(Stored records)
##########

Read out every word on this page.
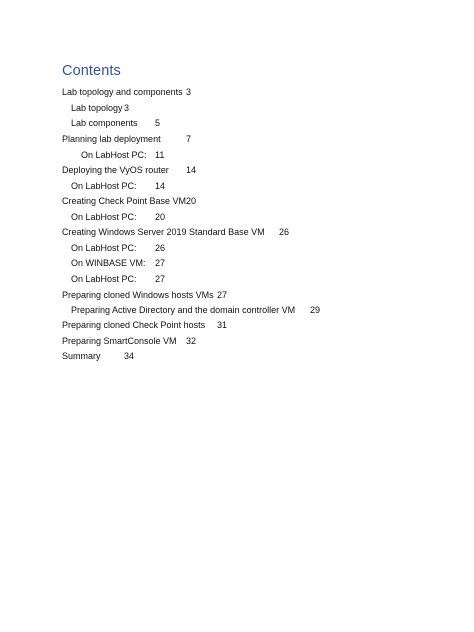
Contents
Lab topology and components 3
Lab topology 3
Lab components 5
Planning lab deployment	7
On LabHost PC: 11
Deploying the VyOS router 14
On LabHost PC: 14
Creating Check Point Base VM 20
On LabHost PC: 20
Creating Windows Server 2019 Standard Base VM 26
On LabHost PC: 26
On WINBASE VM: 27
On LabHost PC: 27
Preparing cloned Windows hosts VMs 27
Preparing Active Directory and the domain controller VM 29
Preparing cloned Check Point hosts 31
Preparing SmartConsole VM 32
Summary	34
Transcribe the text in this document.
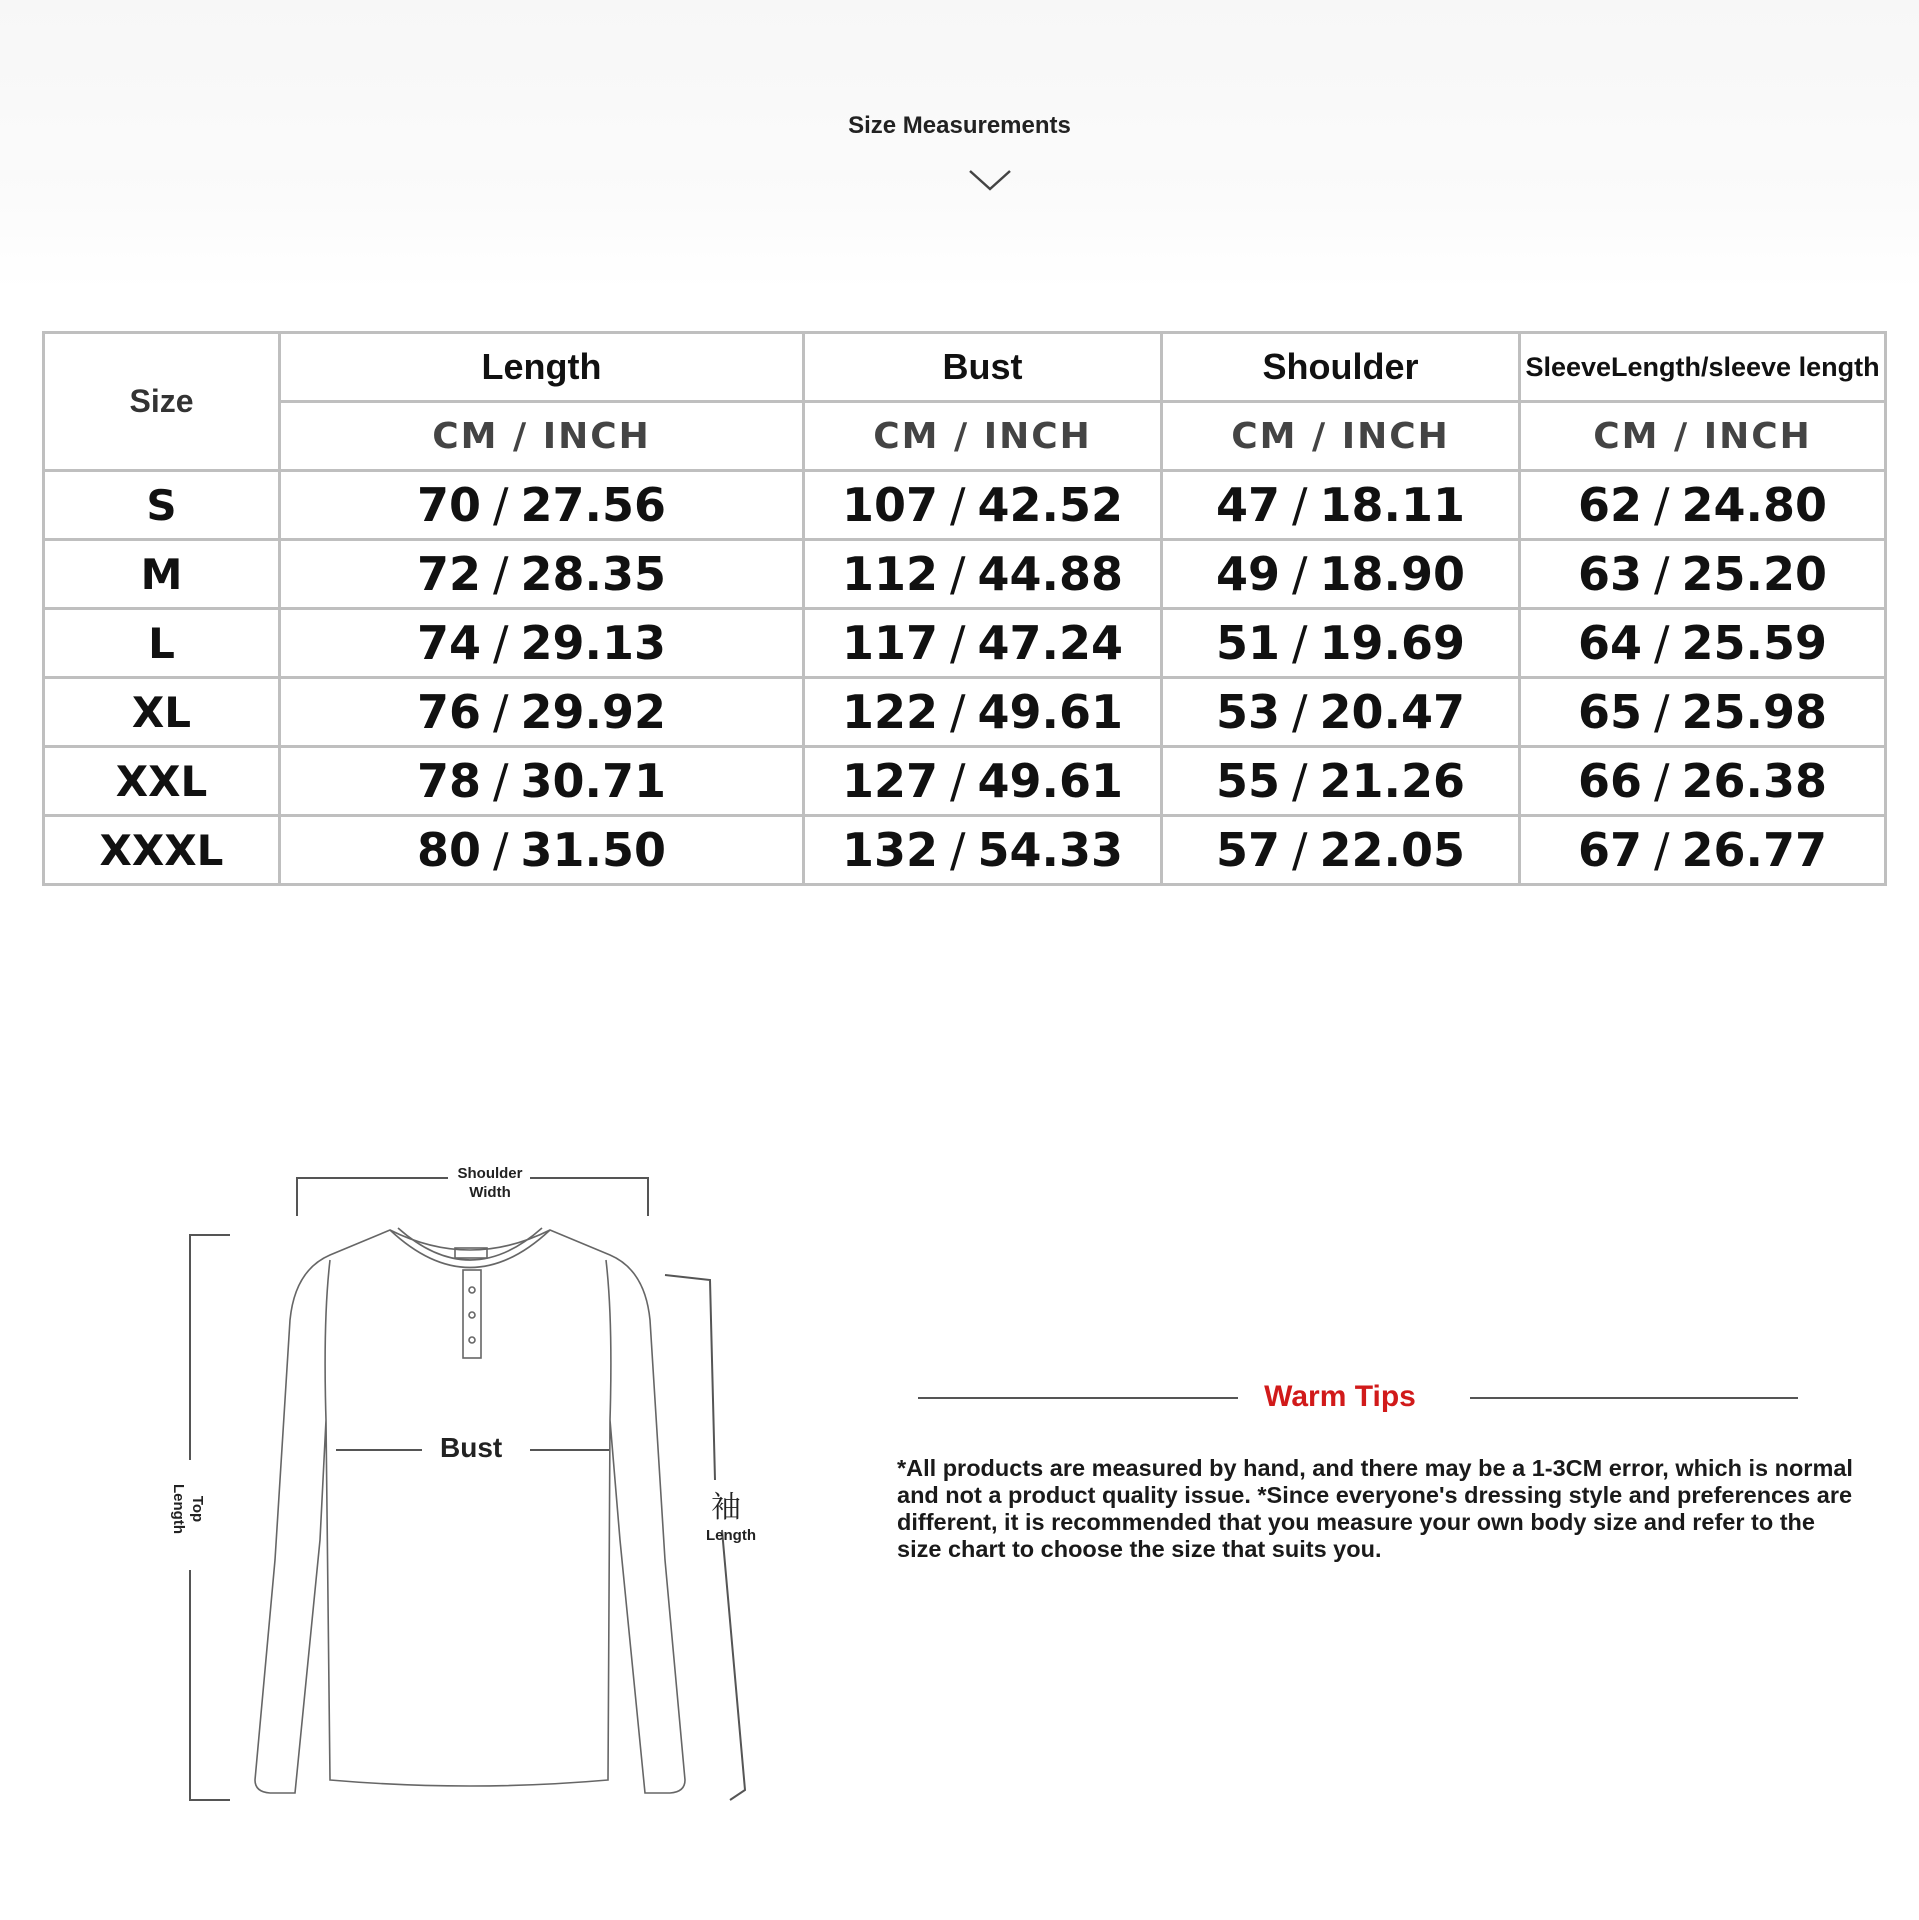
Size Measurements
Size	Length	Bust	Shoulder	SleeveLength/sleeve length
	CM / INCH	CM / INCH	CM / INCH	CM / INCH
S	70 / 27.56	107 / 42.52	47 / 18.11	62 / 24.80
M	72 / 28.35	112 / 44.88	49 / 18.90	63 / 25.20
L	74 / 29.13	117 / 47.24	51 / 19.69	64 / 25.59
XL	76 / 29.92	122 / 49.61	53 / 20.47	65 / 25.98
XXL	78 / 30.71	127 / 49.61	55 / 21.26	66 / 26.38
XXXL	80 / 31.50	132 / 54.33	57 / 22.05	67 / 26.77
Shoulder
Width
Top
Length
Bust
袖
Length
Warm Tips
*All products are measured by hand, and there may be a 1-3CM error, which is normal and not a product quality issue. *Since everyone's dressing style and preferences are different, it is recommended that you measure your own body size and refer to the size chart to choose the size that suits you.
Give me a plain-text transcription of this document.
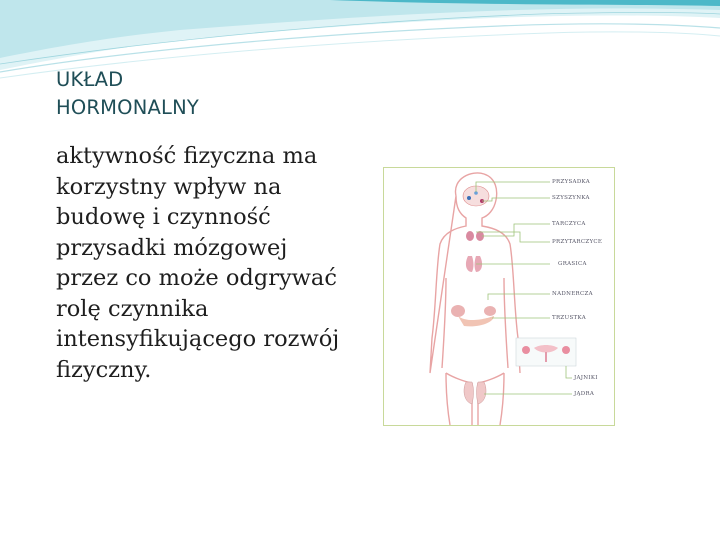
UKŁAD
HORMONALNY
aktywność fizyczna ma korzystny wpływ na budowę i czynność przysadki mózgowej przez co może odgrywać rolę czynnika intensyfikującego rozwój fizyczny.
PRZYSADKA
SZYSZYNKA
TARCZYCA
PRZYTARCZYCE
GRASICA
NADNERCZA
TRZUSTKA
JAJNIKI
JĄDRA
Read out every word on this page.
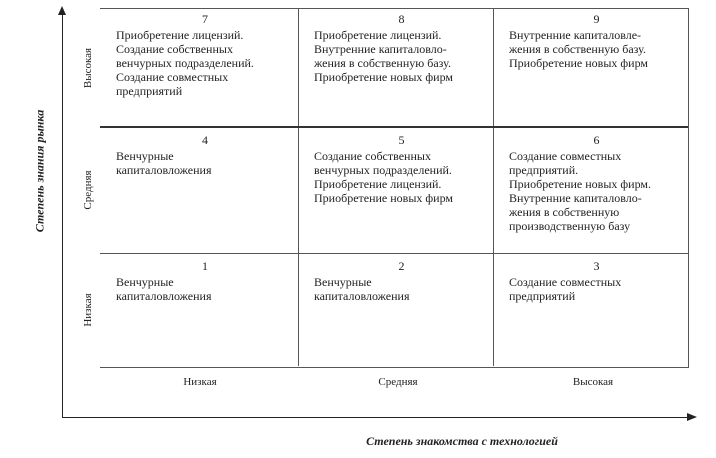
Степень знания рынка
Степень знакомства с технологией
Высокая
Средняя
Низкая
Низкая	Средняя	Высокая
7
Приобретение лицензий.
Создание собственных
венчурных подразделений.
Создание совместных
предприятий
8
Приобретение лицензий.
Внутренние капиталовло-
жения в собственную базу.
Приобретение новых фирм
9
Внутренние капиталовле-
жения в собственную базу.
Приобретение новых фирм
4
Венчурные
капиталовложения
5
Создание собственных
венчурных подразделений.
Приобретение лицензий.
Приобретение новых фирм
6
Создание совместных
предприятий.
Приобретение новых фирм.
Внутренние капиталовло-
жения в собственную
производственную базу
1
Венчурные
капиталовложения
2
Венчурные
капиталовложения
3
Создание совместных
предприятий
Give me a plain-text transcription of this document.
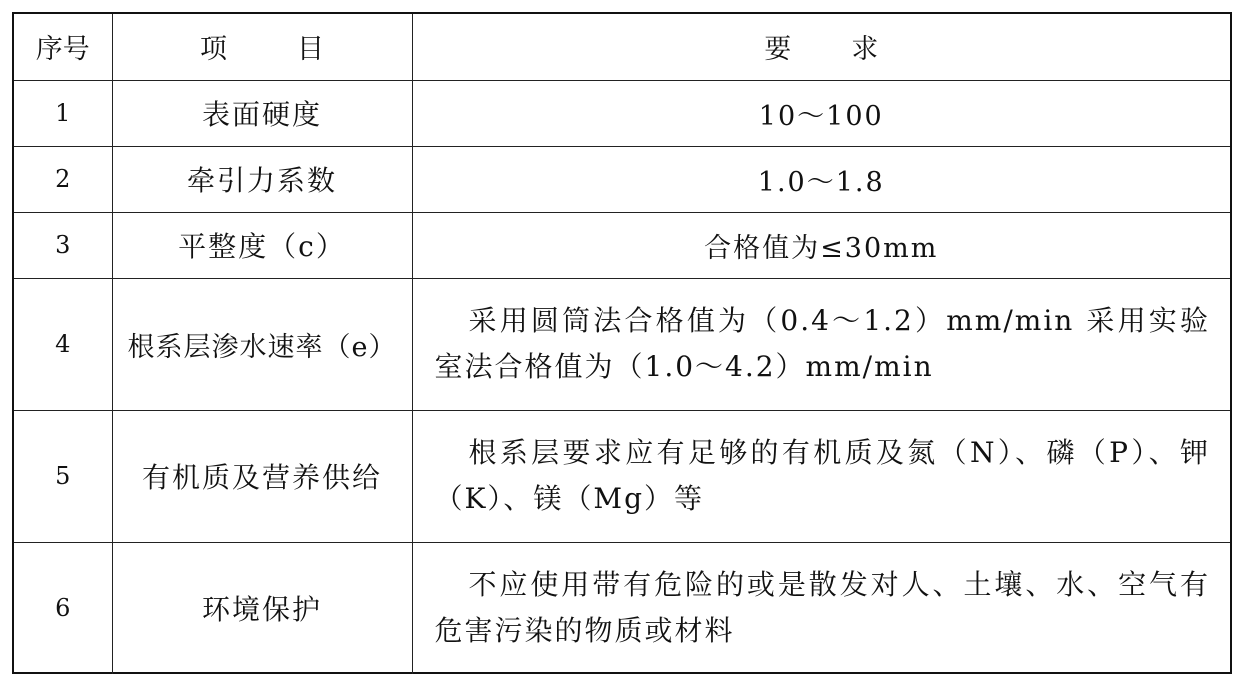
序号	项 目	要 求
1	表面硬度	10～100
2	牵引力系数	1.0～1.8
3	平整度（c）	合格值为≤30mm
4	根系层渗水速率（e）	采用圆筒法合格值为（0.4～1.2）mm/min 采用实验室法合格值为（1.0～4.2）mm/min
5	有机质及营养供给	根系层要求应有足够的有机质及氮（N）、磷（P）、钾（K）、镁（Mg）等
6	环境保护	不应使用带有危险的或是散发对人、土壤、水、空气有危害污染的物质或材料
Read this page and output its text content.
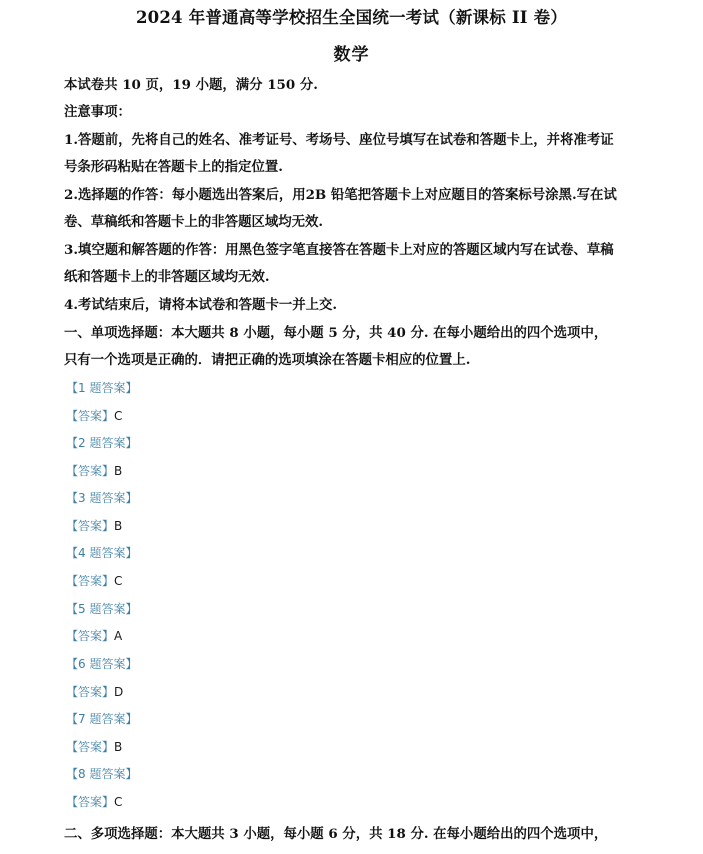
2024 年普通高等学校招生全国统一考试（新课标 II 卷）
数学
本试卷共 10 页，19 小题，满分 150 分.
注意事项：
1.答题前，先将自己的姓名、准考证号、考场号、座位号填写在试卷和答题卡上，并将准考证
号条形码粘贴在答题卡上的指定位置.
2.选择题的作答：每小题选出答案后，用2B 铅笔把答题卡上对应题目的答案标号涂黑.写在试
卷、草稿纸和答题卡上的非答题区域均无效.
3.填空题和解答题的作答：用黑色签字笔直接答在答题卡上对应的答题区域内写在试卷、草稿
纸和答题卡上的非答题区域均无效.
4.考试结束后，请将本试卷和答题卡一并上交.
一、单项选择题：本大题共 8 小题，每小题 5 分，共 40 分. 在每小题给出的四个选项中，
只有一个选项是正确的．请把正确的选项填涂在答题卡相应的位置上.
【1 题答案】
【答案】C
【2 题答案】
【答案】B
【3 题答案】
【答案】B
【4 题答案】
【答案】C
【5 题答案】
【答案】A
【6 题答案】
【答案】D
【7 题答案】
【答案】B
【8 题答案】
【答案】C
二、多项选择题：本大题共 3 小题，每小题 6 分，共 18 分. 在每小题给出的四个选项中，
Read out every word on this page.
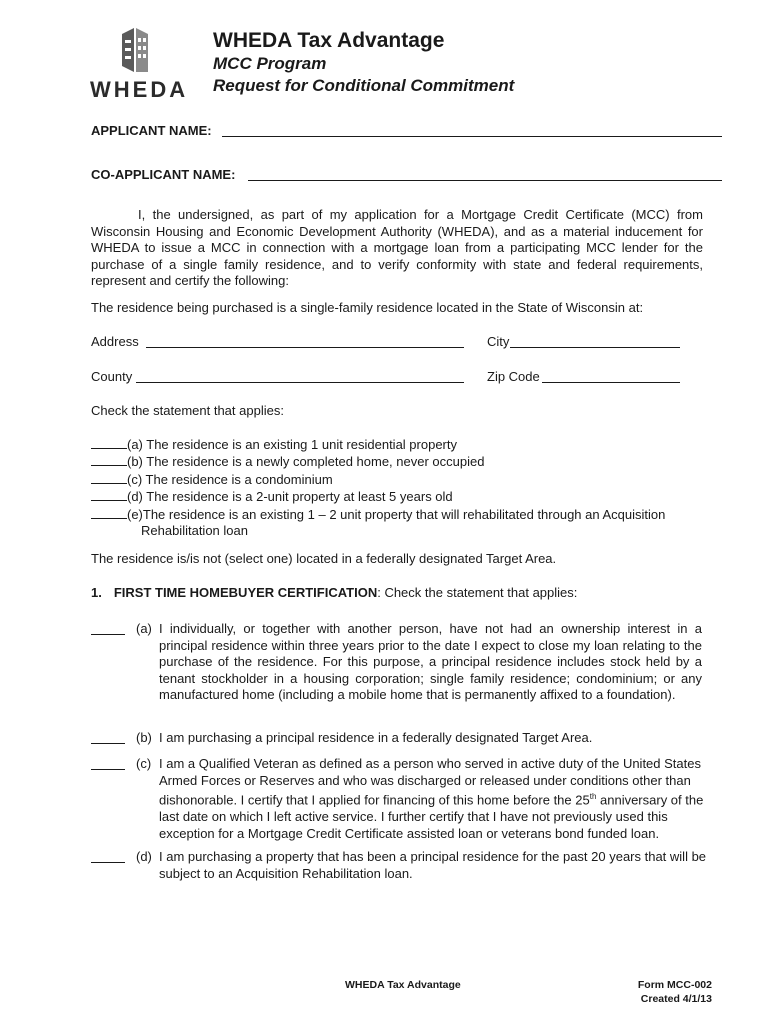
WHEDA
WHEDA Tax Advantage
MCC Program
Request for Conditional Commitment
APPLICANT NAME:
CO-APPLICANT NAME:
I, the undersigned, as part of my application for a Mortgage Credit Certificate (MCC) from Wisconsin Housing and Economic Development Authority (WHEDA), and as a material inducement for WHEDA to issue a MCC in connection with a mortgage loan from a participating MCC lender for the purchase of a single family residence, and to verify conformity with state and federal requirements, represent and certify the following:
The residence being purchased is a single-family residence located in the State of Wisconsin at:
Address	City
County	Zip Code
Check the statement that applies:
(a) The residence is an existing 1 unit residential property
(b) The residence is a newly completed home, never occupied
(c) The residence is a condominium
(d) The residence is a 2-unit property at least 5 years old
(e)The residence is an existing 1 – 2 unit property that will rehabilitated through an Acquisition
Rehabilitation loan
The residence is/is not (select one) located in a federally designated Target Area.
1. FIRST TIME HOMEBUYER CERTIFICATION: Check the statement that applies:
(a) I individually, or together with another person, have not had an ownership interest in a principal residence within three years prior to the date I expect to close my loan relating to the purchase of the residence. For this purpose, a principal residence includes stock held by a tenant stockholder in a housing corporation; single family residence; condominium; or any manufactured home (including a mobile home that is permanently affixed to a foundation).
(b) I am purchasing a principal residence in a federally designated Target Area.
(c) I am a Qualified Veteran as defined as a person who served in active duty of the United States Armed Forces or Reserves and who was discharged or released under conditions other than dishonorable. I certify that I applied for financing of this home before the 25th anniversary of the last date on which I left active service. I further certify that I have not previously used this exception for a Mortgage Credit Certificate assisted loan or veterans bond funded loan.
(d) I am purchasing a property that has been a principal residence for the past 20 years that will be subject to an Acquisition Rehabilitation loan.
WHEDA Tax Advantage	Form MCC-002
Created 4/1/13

##########

Aim
Establish how many lines of the material above hold the word "Check". Nothing but the count should be returned.

In response
4